_Brief_.
Word for word, quote all of the material, omitting the pictures.

_Rows from a dataset_.
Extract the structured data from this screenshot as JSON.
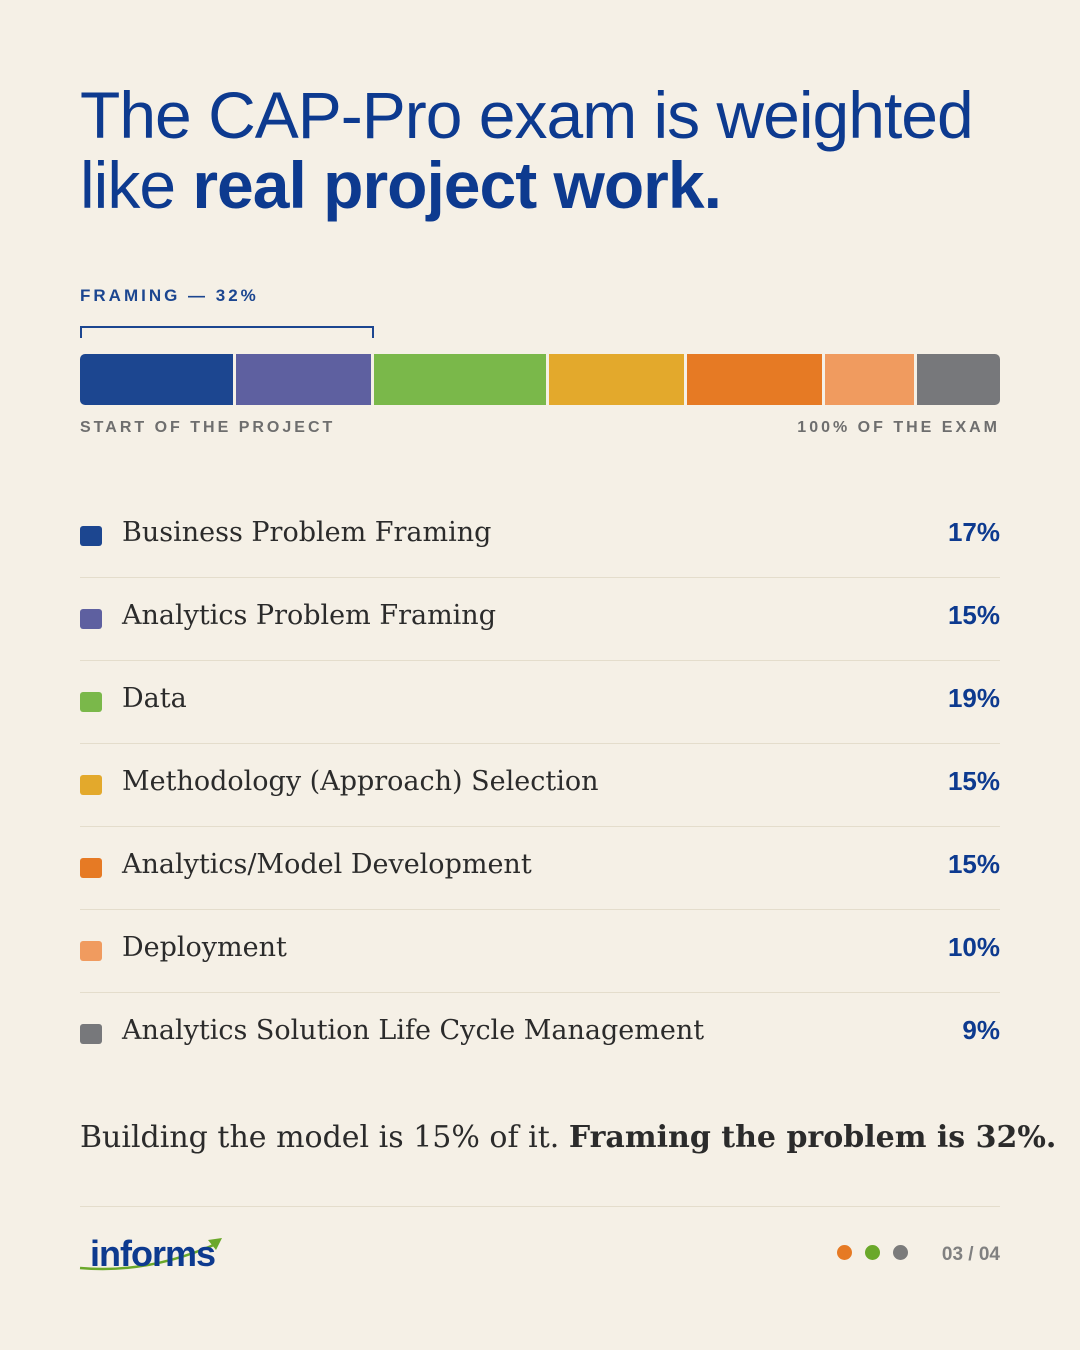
{
  "header": {
    "title_line1": "The CAP-Pro exam is weighted",
    "title_line2_regular": "like ",
    "title_line2_bold": "real project work."
  },
  "framing_label": "FRAMING — 32%",
  "axis": {
    "left_label": "START OF THE PROJECT",
    "right_label": "100% OF THE EXAM"
  },
  "chart_data": {
    "type": "bar",
    "orientation": "horizontal-stacked",
    "xlim": [
      0,
      100
    ],
    "unit": "%",
    "categories": [
      "Business Problem Framing",
      "Analytics Problem Framing",
      "Data",
      "Methodology (Approach) Selection",
      "Analytics/Model Development",
      "Deployment",
      "Analytics Solution Life Cycle Management"
    ],
    "values": [
      17,
      15,
      19,
      15,
      15,
      10,
      9
    ],
    "value_labels": [
      "17%",
      "15%",
      "19%",
      "15%",
      "15%",
      "10%",
      "9%"
    ],
    "colors": [
      "#1c4690",
      "#5e60a0",
      "#7ab84a",
      "#e3a92c",
      "#e67a24",
      "#f09b5f",
      "#77787b"
    ],
    "bracket_value": 32
  },
  "summary": {
    "regular": "Building the model is 15% of it. ",
    "bold": "Framing the problem is 32%."
  },
  "footer": {
    "logo_text": "informs",
    "page_indicator": "03 / 04",
    "dot_colors": [
      "#e67a24",
      "#6aa82a",
      "#7b7b7b"
    ]
  }
}
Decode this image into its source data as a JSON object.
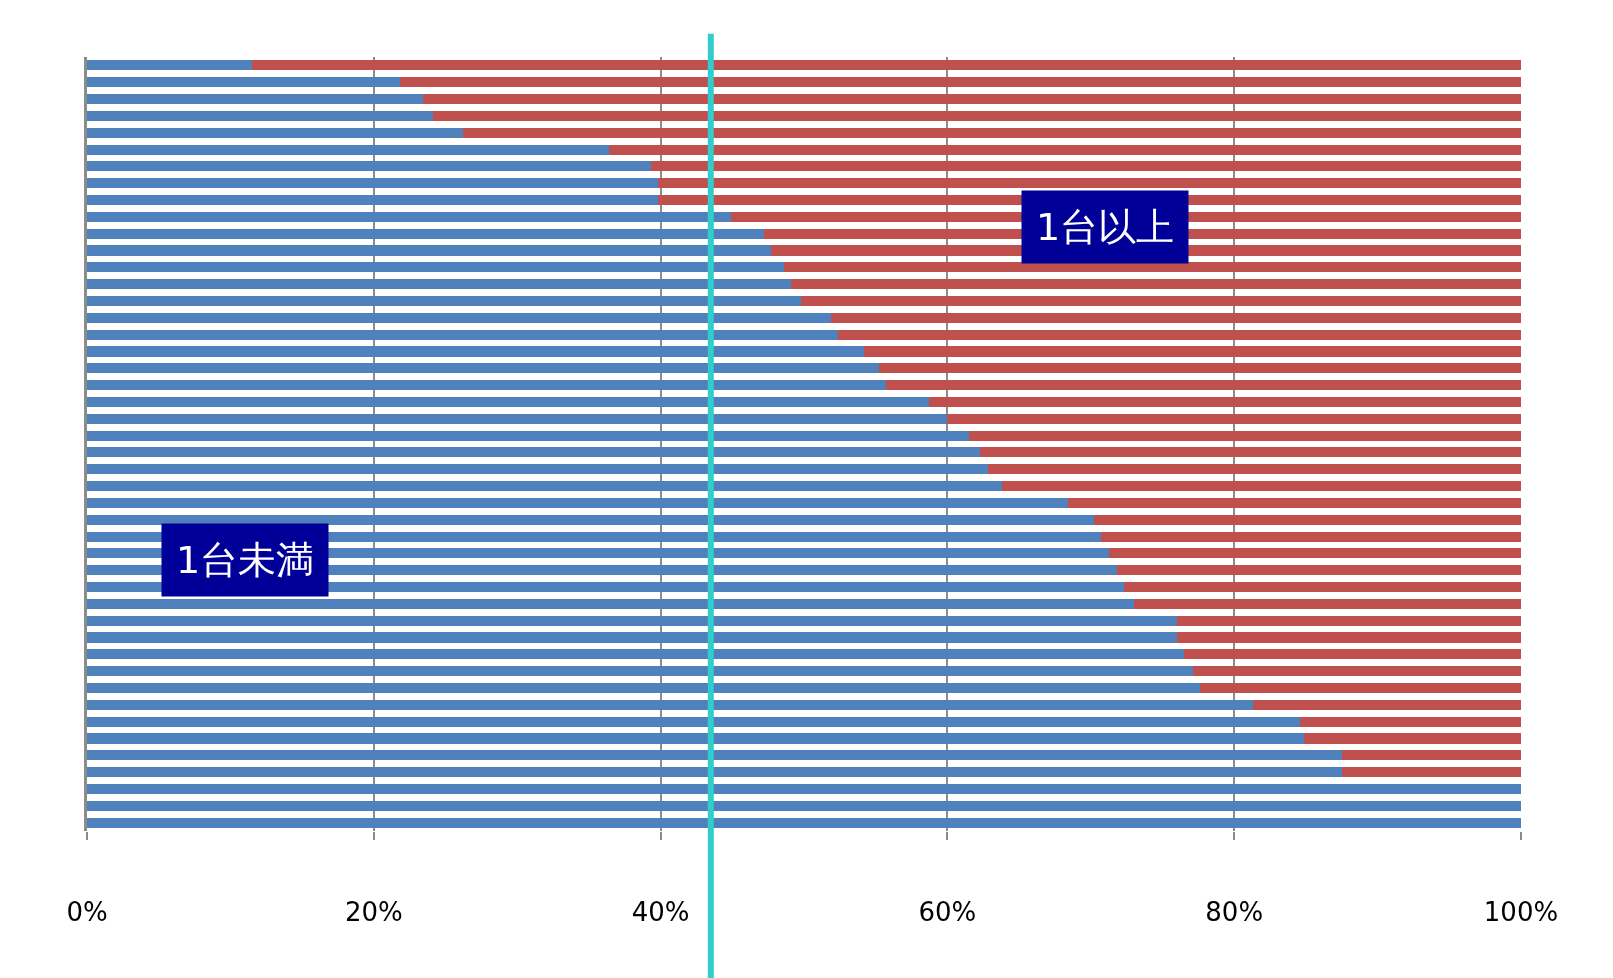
{
  "chart_data": {
    "type": "bar",
    "orientation": "horizontal",
    "stacked": true,
    "tick_labels": "x",
    "grid": "x",
    "legend": false,
    "categories": [
      null,
      null,
      null,
      null,
      null,
      null,
      null,
      null,
      null,
      null,
      null,
      null,
      null,
      null,
      null,
      null,
      null,
      null,
      null,
      null,
      null,
      null,
      null,
      null,
      null,
      null,
      null,
      null,
      null,
      null,
      null,
      null,
      null,
      null,
      null,
      null,
      null,
      null,
      null,
      null,
      null,
      null,
      null,
      null,
      null,
      null
    ],
    "series": [
      {
        "name": "1台未満",
        "color": "#4f81bd",
        "values": [
          11.5,
          21.8,
          23.4,
          24.1,
          26.2,
          36.4,
          39.3,
          39.8,
          39.8,
          44.9,
          47.2,
          47.7,
          48.6,
          49.1,
          49.8,
          51.9,
          52.4,
          54.2,
          55.2,
          55.7,
          58.7,
          60.0,
          61.5,
          62.3,
          62.8,
          63.8,
          68.4,
          70.2,
          70.7,
          71.3,
          71.8,
          72.3,
          73.0,
          76.0,
          76.0,
          76.5,
          77.1,
          77.6,
          81.3,
          84.6,
          84.9,
          87.5,
          87.5,
          100,
          100,
          100
        ]
      },
      {
        "name": "1台以上",
        "color": "#c0504d",
        "values": [
          88.5,
          78.2,
          76.6,
          75.9,
          73.8,
          63.6,
          60.7,
          60.2,
          60.2,
          55.1,
          52.8,
          52.3,
          51.4,
          50.9,
          50.2,
          48.1,
          47.6,
          45.8,
          44.8,
          44.3,
          41.3,
          40.0,
          38.5,
          37.7,
          37.2,
          36.2,
          31.6,
          29.8,
          29.3,
          28.7,
          28.2,
          27.7,
          27.0,
          24.0,
          24.0,
          23.5,
          22.9,
          22.4,
          18.7,
          15.4,
          15.1,
          12.5,
          12.5,
          0,
          0,
          0
        ]
      }
    ],
    "xlim": [
      0,
      100
    ],
    "xticks": [
      {
        "value": 0,
        "label": "0%"
      },
      {
        "value": 20,
        "label": "20%"
      },
      {
        "value": 40,
        "label": "40%"
      },
      {
        "value": 60,
        "label": "60%"
      },
      {
        "value": 80,
        "label": "80%"
      },
      {
        "value": 100,
        "label": "100%"
      }
    ],
    "ref_lines": [
      {
        "axis": "x",
        "value": 43.5,
        "color": "#33cccc"
      }
    ]
  }
}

_In response_.
Extract the structured data from this screenshot as JSON.
{
  "header": {
    "title_line1": "The CAP-Pro exam is weighted",
    "title_line2_regular": "like ",
    "title_line2_bold": "real project work."
  },
  "framing_label": "FRAMING — 32%",
  "axis": {
    "left_label": "START OF THE PROJECT",
    "right_label": "100% OF THE EXAM"
  },
  "chart_data": {
    "type": "bar",
    "orientation": "horizontal-stacked",
    "xlim": [
      0,
      100
    ],
    "unit": "%",
    "categories": [
      "Business Problem Framing",
      "Analytics Problem Framing",
      "Data",
      "Methodology (Approach) Selection",
      "Analytics/Model Development",
      "Deployment",
      "Analytics Solution Life Cycle Management"
    ],
    "values": [
      17,
      15,
      19,
      15,
      15,
      10,
      9
    ],
    "value_labels": [
      "17%",
      "15%",
      "19%",
      "15%",
      "15%",
      "10%",
      "9%"
    ],
    "colors": [
      "#1c4690",
      "#5e60a0",
      "#7ab84a",
      "#e3a92c",
      "#e67a24",
      "#f09b5f",
      "#77787b"
    ],
    "bracket_value": 32
  },
  "summary": {
    "regular": "Building the model is 15% of it. ",
    "bold": "Framing the problem is 32%."
  },
  "footer": {
    "logo_text": "informs",
    "page_indicator": "03 / 04",
    "dot_colors": [
      "#e67a24",
      "#6aa82a",
      "#7b7b7b"
    ]
  }
}
Decode this image into its source data as a JSON object.
{
  "chart_data": {
    "type": "bar",
    "orientation": "horizontal",
    "stacked": true,
    "tick_labels": "x",
    "grid": "x",
    "legend": false,
    "categories": [
      null,
      null,
      null,
      null,
      null,
      null,
      null,
      null,
      null,
      null,
      null,
      null,
      null,
      null,
      null,
      null,
      null,
      null,
      null,
      null,
      null,
      null,
      null,
      null,
      null,
      null,
      null,
      null,
      null,
      null,
      null,
      null,
      null,
      null,
      null,
      null,
      null,
      null,
      null,
      null,
      null,
      null,
      null,
      null,
      null,
      null
    ],
    "series": [
      {
        "name": "1台未満",
        "color": "#4f81bd",
        "values": [
          11.5,
          21.8,
          23.4,
          24.1,
          26.2,
          36.4,
          39.3,
          39.8,
          39.8,
          44.9,
          47.2,
          47.7,
          48.6,
          49.1,
          49.8,
          51.9,
          52.4,
          54.2,
          55.2,
          55.7,
          58.7,
          60.0,
          61.5,
          62.3,
          62.8,
          63.8,
          68.4,
          70.2,
          70.7,
          71.3,
          71.8,
          72.3,
          73.0,
          76.0,
          76.0,
          76.5,
          77.1,
          77.6,
          81.3,
          84.6,
          84.9,
          87.5,
          87.5,
          100,
          100,
          100
        ]
      },
      {
        "name": "1台以上",
        "color": "#c0504d",
        "values": [
          88.5,
          78.2,
          76.6,
          75.9,
          73.8,
          63.6,
          60.7,
          60.2,
          60.2,
          55.1,
          52.8,
          52.3,
          51.4,
          50.9,
          50.2,
          48.1,
          47.6,
          45.8,
          44.8,
          44.3,
          41.3,
          40.0,
          38.5,
          37.7,
          37.2,
          36.2,
          31.6,
          29.8,
          29.3,
          28.7,
          28.2,
          27.7,
          27.0,
          24.0,
          24.0,
          23.5,
          22.9,
          22.4,
          18.7,
          15.4,
          15.1,
          12.5,
          12.5,
          0,
          0,
          0
        ]
      }
    ],
    "xlim": [
      0,
      100
    ],
    "xticks": [
      {
        "value": 0,
        "label": "0%"
      },
      {
        "value": 20,
        "label": "20%"
      },
      {
        "value": 40,
        "label": "40%"
      },
      {
        "value": 60,
        "label": "60%"
      },
      {
        "value": 80,
        "label": "80%"
      },
      {
        "value": 100,
        "label": "100%"
      }
    ],
    "ref_lines": [
      {
        "axis": "x",
        "value": 43.5,
        "color": "#33cccc"
      }
    ]
  }
}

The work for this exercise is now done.